▸ **What needs to be done**
Select, from the data, each line where "ylabel" occurs.
▶
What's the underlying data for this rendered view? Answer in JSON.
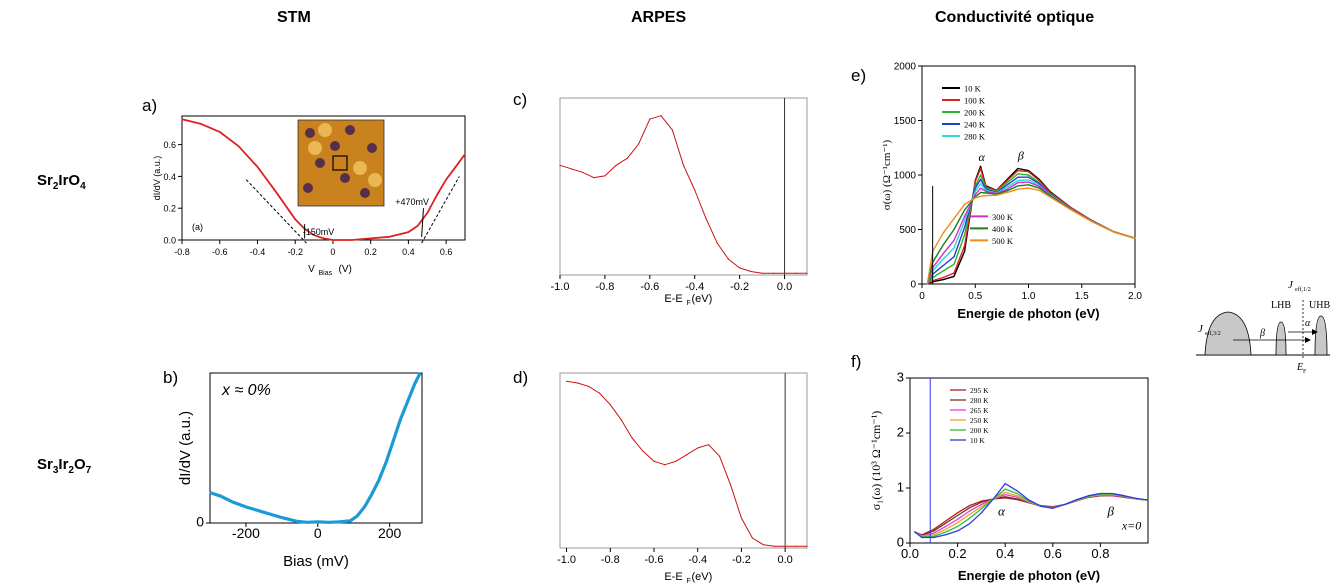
{
  "column_headers": [
    "STM",
    "ARPES",
    "Conductivité optique"
  ],
  "row_headers": [
    {
      "base": "Sr",
      "sub1": "2",
      "mid": "IrO",
      "sub2": "4"
    },
    {
      "base": "Sr",
      "sub1": "3",
      "mid": "Ir",
      "sub2": "2",
      "end": "O",
      "sub3": "7"
    }
  ],
  "panel_labels": [
    "a)",
    "b)",
    "c)",
    "d)",
    "e)",
    "f)"
  ],
  "chart_data": [
    {
      "id": "a",
      "type": "line",
      "xlabel": "V",
      "xlabel_sub": "Bias",
      "xlabel_unit": "(V)",
      "ylabel": "dI/dV (a.u.)",
      "xlim": [
        -0.8,
        0.7
      ],
      "ylim": [
        0.0,
        0.78
      ],
      "xticks": [
        "-0.8",
        "-0.6",
        "-0.4",
        "-0.2",
        "0",
        "0.2",
        "0.4",
        "0.6"
      ],
      "yticks": [
        "0.0",
        "0.2",
        "0.4",
        "0.6"
      ],
      "inset_label": "(a)",
      "annotations": [
        "-150mV",
        "+470mV"
      ],
      "series": [
        {
          "color": "#e02020",
          "x": [
            -0.8,
            -0.7,
            -0.6,
            -0.5,
            -0.4,
            -0.3,
            -0.2,
            -0.15,
            -0.1,
            -0.05,
            0.0,
            0.1,
            0.2,
            0.3,
            0.4,
            0.45,
            0.5,
            0.55,
            0.6,
            0.65,
            0.7
          ],
          "y": [
            0.76,
            0.73,
            0.68,
            0.59,
            0.46,
            0.3,
            0.13,
            0.07,
            0.03,
            0.01,
            0.0,
            0.0,
            0.01,
            0.02,
            0.05,
            0.09,
            0.17,
            0.28,
            0.38,
            0.46,
            0.54
          ]
        }
      ]
    },
    {
      "id": "b",
      "type": "line",
      "xlabel": "Bias (mV)",
      "ylabel": "dI/dV (a.u.)",
      "xlim": [
        -300,
        290
      ],
      "ylim": [
        0,
        4.2
      ],
      "xticks": [
        "-200",
        "0",
        "200"
      ],
      "yticks": [
        "0"
      ],
      "legend_text": "x ≈ 0%",
      "series": [
        {
          "color": "#1b9ad6",
          "x": [
            -300,
            -270,
            -240,
            -200,
            -150,
            -100,
            -60,
            -30,
            0,
            30,
            60,
            90,
            110,
            130,
            150,
            170,
            190,
            210,
            230,
            250,
            270,
            285
          ],
          "y": [
            0.85,
            0.75,
            0.6,
            0.45,
            0.3,
            0.15,
            0.05,
            0.02,
            0.03,
            0.02,
            0.03,
            0.06,
            0.2,
            0.45,
            0.8,
            1.2,
            1.7,
            2.3,
            2.9,
            3.4,
            3.9,
            4.2
          ]
        }
      ]
    },
    {
      "id": "c",
      "type": "line",
      "xlabel": "E-E",
      "xlabel_sub": "F",
      "xlabel_unit": " (eV)",
      "xlim": [
        -1.0,
        0.1
      ],
      "ylim": [
        0,
        1.0
      ],
      "xticks": [
        "-1.0",
        "-0.8",
        "-0.6",
        "-0.4",
        "-0.2",
        "0.0"
      ],
      "series": [
        {
          "color": "#cc1111",
          "x": [
            -1.0,
            -0.95,
            -0.9,
            -0.85,
            -0.8,
            -0.75,
            -0.7,
            -0.65,
            -0.6,
            -0.55,
            -0.5,
            -0.45,
            -0.4,
            -0.35,
            -0.3,
            -0.25,
            -0.2,
            -0.15,
            -0.1,
            -0.05,
            0.0,
            0.05,
            0.1
          ],
          "y": [
            0.62,
            0.6,
            0.58,
            0.55,
            0.56,
            0.62,
            0.66,
            0.74,
            0.88,
            0.9,
            0.82,
            0.62,
            0.48,
            0.32,
            0.18,
            0.09,
            0.04,
            0.02,
            0.01,
            0.01,
            0.01,
            0.01,
            0.01
          ]
        }
      ]
    },
    {
      "id": "d",
      "type": "line",
      "xlabel": "E-E",
      "xlabel_sub": "F",
      "xlabel_unit": " (eV)",
      "xlim": [
        -1.03,
        0.1
      ],
      "ylim": [
        0,
        1.05
      ],
      "xticks": [
        "-1.0",
        "-0.8",
        "-0.6",
        "-0.4",
        "-0.2",
        "0.0"
      ],
      "series": [
        {
          "color": "#cc1111",
          "x": [
            -1.0,
            -0.95,
            -0.9,
            -0.85,
            -0.8,
            -0.75,
            -0.7,
            -0.65,
            -0.6,
            -0.55,
            -0.5,
            -0.45,
            -0.4,
            -0.35,
            -0.3,
            -0.25,
            -0.2,
            -0.15,
            -0.1,
            -0.05,
            0.0,
            0.05,
            0.1
          ],
          "y": [
            1.0,
            0.99,
            0.97,
            0.93,
            0.86,
            0.77,
            0.66,
            0.58,
            0.52,
            0.5,
            0.52,
            0.56,
            0.6,
            0.62,
            0.55,
            0.38,
            0.18,
            0.06,
            0.02,
            0.01,
            0.01,
            0.01,
            0.01
          ]
        }
      ]
    },
    {
      "id": "e",
      "type": "line",
      "xlabel": "Energie de photon (eV)",
      "ylabel": "σ(ω) (Ω⁻¹cm⁻¹)",
      "xlim": [
        0,
        2.0
      ],
      "ylim": [
        0,
        2000
      ],
      "xticks": [
        "0",
        "0.5",
        "1.0",
        "1.5",
        "2.0"
      ],
      "yticks": [
        "0",
        "500",
        "1000",
        "1500",
        "2000"
      ],
      "peak_labels": [
        "α",
        "β"
      ],
      "series": [
        {
          "name": "10 K",
          "color": "#000000",
          "x": [
            0.05,
            0.1,
            0.2,
            0.3,
            0.4,
            0.5,
            0.55,
            0.6,
            0.7,
            0.8,
            0.9,
            1.0,
            1.1,
            1.2,
            1.4,
            1.6,
            1.8,
            2.0
          ],
          "y": [
            0,
            20,
            40,
            70,
            300,
            950,
            1080,
            900,
            860,
            960,
            1060,
            1040,
            960,
            850,
            700,
            580,
            480,
            420
          ]
        },
        {
          "name": "100 K",
          "color": "#e02020",
          "x": [
            0.05,
            0.1,
            0.2,
            0.3,
            0.4,
            0.5,
            0.55,
            0.6,
            0.7,
            0.8,
            0.9,
            1.0,
            1.1,
            1.2,
            1.4,
            1.6,
            1.8,
            2.0
          ],
          "y": [
            0,
            30,
            60,
            100,
            350,
            940,
            1060,
            890,
            860,
            950,
            1040,
            1030,
            950,
            840,
            700,
            580,
            480,
            420
          ]
        },
        {
          "name": "200 K",
          "color": "#2fb52f",
          "x": [
            0.05,
            0.1,
            0.2,
            0.3,
            0.4,
            0.5,
            0.55,
            0.6,
            0.7,
            0.8,
            0.9,
            1.0,
            1.1,
            1.2,
            1.4,
            1.6,
            1.8,
            2.0
          ],
          "y": [
            0,
            60,
            120,
            180,
            450,
            900,
            1000,
            880,
            850,
            930,
            1010,
            1000,
            930,
            830,
            690,
            575,
            478,
            420
          ]
        },
        {
          "name": "240 K",
          "color": "#2240d0",
          "x": [
            0.05,
            0.1,
            0.2,
            0.3,
            0.4,
            0.5,
            0.55,
            0.6,
            0.7,
            0.8,
            0.9,
            1.0,
            1.1,
            1.2,
            1.4,
            1.6,
            1.8,
            2.0
          ],
          "y": [
            0,
            90,
            170,
            250,
            520,
            880,
            960,
            870,
            840,
            910,
            980,
            980,
            920,
            825,
            690,
            575,
            478,
            420
          ]
        },
        {
          "name": "280 K",
          "color": "#30d6d6",
          "x": [
            0.05,
            0.1,
            0.2,
            0.3,
            0.4,
            0.5,
            0.55,
            0.6,
            0.7,
            0.8,
            0.9,
            1.0,
            1.1,
            1.2,
            1.4,
            1.6,
            1.8,
            2.0
          ],
          "y": [
            0,
            120,
            230,
            330,
            580,
            850,
            920,
            860,
            835,
            890,
            950,
            955,
            905,
            820,
            688,
            574,
            478,
            420
          ]
        },
        {
          "name": "300 K",
          "color": "#d030d0",
          "x": [
            0.05,
            0.1,
            0.2,
            0.3,
            0.4,
            0.5,
            0.55,
            0.6,
            0.7,
            0.8,
            0.9,
            1.0,
            1.1,
            1.2,
            1.4,
            1.6,
            1.8,
            2.0
          ],
          "y": [
            0,
            150,
            280,
            400,
            620,
            820,
            880,
            850,
            830,
            870,
            930,
            935,
            895,
            815,
            686,
            573,
            478,
            420
          ]
        },
        {
          "name": "400 K",
          "color": "#1e7d1e",
          "x": [
            0.05,
            0.1,
            0.2,
            0.3,
            0.4,
            0.5,
            0.55,
            0.6,
            0.7,
            0.8,
            0.9,
            1.0,
            1.1,
            1.2,
            1.4,
            1.6,
            1.8,
            2.0
          ],
          "y": [
            0,
            200,
            360,
            500,
            680,
            800,
            840,
            835,
            825,
            855,
            900,
            910,
            880,
            810,
            684,
            572,
            478,
            420
          ]
        },
        {
          "name": "500 K",
          "color": "#f08a1c",
          "x": [
            0.05,
            0.1,
            0.2,
            0.3,
            0.4,
            0.5,
            0.55,
            0.6,
            0.7,
            0.8,
            0.9,
            1.0,
            1.1,
            1.2,
            1.4,
            1.6,
            1.8,
            2.0
          ],
          "y": [
            0,
            300,
            470,
            600,
            730,
            790,
            805,
            810,
            815,
            840,
            870,
            880,
            860,
            800,
            680,
            570,
            478,
            420
          ]
        }
      ]
    },
    {
      "id": "f",
      "type": "line",
      "xlabel": "Energie de photon (eV)",
      "ylabel": "σ₁(ω) (10³ Ω⁻¹cm⁻¹)",
      "xlim": [
        0,
        1.0
      ],
      "ylim": [
        0,
        3
      ],
      "xticks": [
        "0.0",
        "0.2",
        "0.4",
        "0.6",
        "0.8"
      ],
      "yticks": [
        "0",
        "1",
        "2",
        "3"
      ],
      "peak_labels": [
        "α",
        "β"
      ],
      "annotation": "x=0",
      "series": [
        {
          "name": "295 K",
          "color": "#c01818",
          "x": [
            0.02,
            0.05,
            0.1,
            0.15,
            0.2,
            0.25,
            0.3,
            0.35,
            0.4,
            0.45,
            0.5,
            0.55,
            0.6,
            0.65,
            0.7,
            0.75,
            0.8,
            0.85,
            0.9,
            0.95,
            1.0
          ],
          "y": [
            0.2,
            0.15,
            0.25,
            0.4,
            0.55,
            0.68,
            0.76,
            0.8,
            0.82,
            0.79,
            0.73,
            0.68,
            0.66,
            0.7,
            0.77,
            0.83,
            0.86,
            0.86,
            0.83,
            0.8,
            0.78
          ]
        },
        {
          "name": "280 K",
          "color": "#6b3a1f",
          "x": [
            0.02,
            0.05,
            0.1,
            0.15,
            0.2,
            0.25,
            0.3,
            0.35,
            0.4,
            0.45,
            0.5,
            0.55,
            0.6,
            0.65,
            0.7,
            0.75,
            0.8,
            0.85,
            0.9,
            0.95,
            1.0
          ],
          "y": [
            0.2,
            0.14,
            0.22,
            0.36,
            0.5,
            0.64,
            0.74,
            0.8,
            0.84,
            0.8,
            0.73,
            0.67,
            0.65,
            0.7,
            0.77,
            0.83,
            0.86,
            0.87,
            0.84,
            0.8,
            0.78
          ]
        },
        {
          "name": "265 K",
          "color": "#e040e0",
          "x": [
            0.02,
            0.05,
            0.1,
            0.15,
            0.2,
            0.25,
            0.3,
            0.35,
            0.4,
            0.45,
            0.5,
            0.55,
            0.6,
            0.65,
            0.7,
            0.75,
            0.8,
            0.85,
            0.9,
            0.95,
            1.0
          ],
          "y": [
            0.2,
            0.13,
            0.18,
            0.3,
            0.43,
            0.58,
            0.7,
            0.8,
            0.88,
            0.83,
            0.74,
            0.67,
            0.65,
            0.7,
            0.77,
            0.84,
            0.87,
            0.87,
            0.84,
            0.8,
            0.78
          ]
        },
        {
          "name": "250 K",
          "color": "#e8a23a",
          "x": [
            0.02,
            0.05,
            0.1,
            0.15,
            0.2,
            0.25,
            0.3,
            0.35,
            0.4,
            0.45,
            0.5,
            0.55,
            0.6,
            0.65,
            0.7,
            0.75,
            0.8,
            0.85,
            0.9,
            0.95,
            1.0
          ],
          "y": [
            0.2,
            0.12,
            0.15,
            0.25,
            0.37,
            0.52,
            0.66,
            0.8,
            0.92,
            0.86,
            0.75,
            0.67,
            0.64,
            0.7,
            0.78,
            0.84,
            0.88,
            0.88,
            0.85,
            0.8,
            0.78
          ]
        },
        {
          "name": "200 K",
          "color": "#30c030",
          "x": [
            0.02,
            0.05,
            0.1,
            0.15,
            0.2,
            0.25,
            0.3,
            0.35,
            0.4,
            0.45,
            0.5,
            0.55,
            0.6,
            0.65,
            0.7,
            0.75,
            0.8,
            0.85,
            0.9,
            0.95,
            1.0
          ],
          "y": [
            0.2,
            0.11,
            0.12,
            0.2,
            0.3,
            0.45,
            0.62,
            0.8,
            0.98,
            0.9,
            0.76,
            0.67,
            0.64,
            0.7,
            0.78,
            0.85,
            0.89,
            0.89,
            0.85,
            0.81,
            0.78
          ]
        },
        {
          "name": "10 K",
          "color": "#2a3ce0",
          "x": [
            0.02,
            0.05,
            0.1,
            0.15,
            0.2,
            0.25,
            0.3,
            0.35,
            0.4,
            0.45,
            0.5,
            0.55,
            0.6,
            0.65,
            0.7,
            0.75,
            0.8,
            0.85,
            0.9,
            0.95,
            1.0
          ],
          "y": [
            0.2,
            0.1,
            0.1,
            0.15,
            0.22,
            0.35,
            0.55,
            0.8,
            1.08,
            0.95,
            0.78,
            0.67,
            0.63,
            0.7,
            0.79,
            0.86,
            0.9,
            0.9,
            0.86,
            0.81,
            0.78
          ]
        }
      ]
    }
  ],
  "schematic": {
    "labels": [
      "J",
      "eff,3/2",
      "J",
      "eff,1/2",
      "LHB",
      "UHB",
      "β",
      "α",
      "E",
      "F"
    ]
  }
}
◀
▸ **The response**
      "ylabel": "dI/dV (a.u.)",
      "ylabel": "dI/dV (a.u.)",
      "ylabel": "σ(ω) (Ω⁻¹cm⁻¹)",
      "ylabel": "σ₁(ω) (10³ Ω⁻¹cm⁻¹)",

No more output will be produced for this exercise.